> [SHORT EXERCISE]: Write out every line of the material exactly as it appears.

---------- DATA TO PROCESS ----------

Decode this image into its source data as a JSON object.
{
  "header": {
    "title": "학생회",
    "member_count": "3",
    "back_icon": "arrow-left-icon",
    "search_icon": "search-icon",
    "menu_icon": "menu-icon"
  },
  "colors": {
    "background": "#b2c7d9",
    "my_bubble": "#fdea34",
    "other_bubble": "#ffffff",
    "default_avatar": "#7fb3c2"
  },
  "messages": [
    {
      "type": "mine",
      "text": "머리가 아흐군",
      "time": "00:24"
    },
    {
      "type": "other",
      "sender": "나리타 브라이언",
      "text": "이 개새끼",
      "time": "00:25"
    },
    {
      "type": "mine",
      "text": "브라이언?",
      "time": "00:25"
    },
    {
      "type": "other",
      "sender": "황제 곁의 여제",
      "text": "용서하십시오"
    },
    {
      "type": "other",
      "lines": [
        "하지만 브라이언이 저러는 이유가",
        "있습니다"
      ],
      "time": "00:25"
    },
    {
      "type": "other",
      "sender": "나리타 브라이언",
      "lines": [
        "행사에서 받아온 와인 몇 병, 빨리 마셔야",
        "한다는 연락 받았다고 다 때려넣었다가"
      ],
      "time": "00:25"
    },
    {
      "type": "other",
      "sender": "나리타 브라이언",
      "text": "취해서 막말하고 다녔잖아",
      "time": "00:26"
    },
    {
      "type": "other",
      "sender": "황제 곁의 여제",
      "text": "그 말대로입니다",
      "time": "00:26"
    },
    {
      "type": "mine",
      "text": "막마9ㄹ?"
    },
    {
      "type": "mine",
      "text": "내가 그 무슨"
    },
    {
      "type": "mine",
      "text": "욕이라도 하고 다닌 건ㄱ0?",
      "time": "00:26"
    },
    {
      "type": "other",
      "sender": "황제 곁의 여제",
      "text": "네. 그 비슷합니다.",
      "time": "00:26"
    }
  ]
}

----------

> [OUTPUT BELOW]:
Decode this image into its source data as a JSON object.
{
  "header": {
    "title": "학생회",
    "member_count": "3",
    "back_icon": "arrow-left-icon",
    "search_icon": "search-icon",
    "menu_icon": "menu-icon"
  },
  "colors": {
    "background": "#b2c7d9",
    "my_bubble": "#fdea34",
    "other_bubble": "#ffffff",
    "default_avatar": "#7fb3c2"
  },
  "messages": [
    {
      "type": "mine",
      "text": "머리가 아흐군",
      "time": "00:24"
    },
    {
      "type": "other",
      "sender": "나리타 브라이언",
      "text": "이 개새끼",
      "time": "00:25"
    },
    {
      "type": "mine",
      "text": "브라이언?",
      "time": "00:25"
    },
    {
      "type": "other",
      "sender": "황제 곁의 여제",
      "text": "용서하십시오"
    },
    {
      "type": "other",
      "lines": [
        "하지만 브라이언이 저러는 이유가",
        "있습니다"
      ],
      "time": "00:25"
    },
    {
      "type": "other",
      "sender": "나리타 브라이언",
      "lines": [
        "행사에서 받아온 와인 몇 병, 빨리 마셔야",
        "한다는 연락 받았다고 다 때려넣었다가"
      ],
      "time": "00:25"
    },
    {
      "type": "other",
      "sender": "나리타 브라이언",
      "text": "취해서 막말하고 다녔잖아",
      "time": "00:26"
    },
    {
      "type": "other",
      "sender": "황제 곁의 여제",
      "text": "그 말대로입니다",
      "time": "00:26"
    },
    {
      "type": "mine",
      "text": "막마9ㄹ?"
    },
    {
      "type": "mine",
      "text": "내가 그 무슨"
    },
    {
      "type": "mine",
      "text": "욕이라도 하고 다닌 건ㄱ0?",
      "time": "00:26"
    },
    {
      "type": "other",
      "sender": "황제 곁의 여제",
      "text": "네. 그 비슷합니다.",
      "time": "00:26"
    }
  ]
}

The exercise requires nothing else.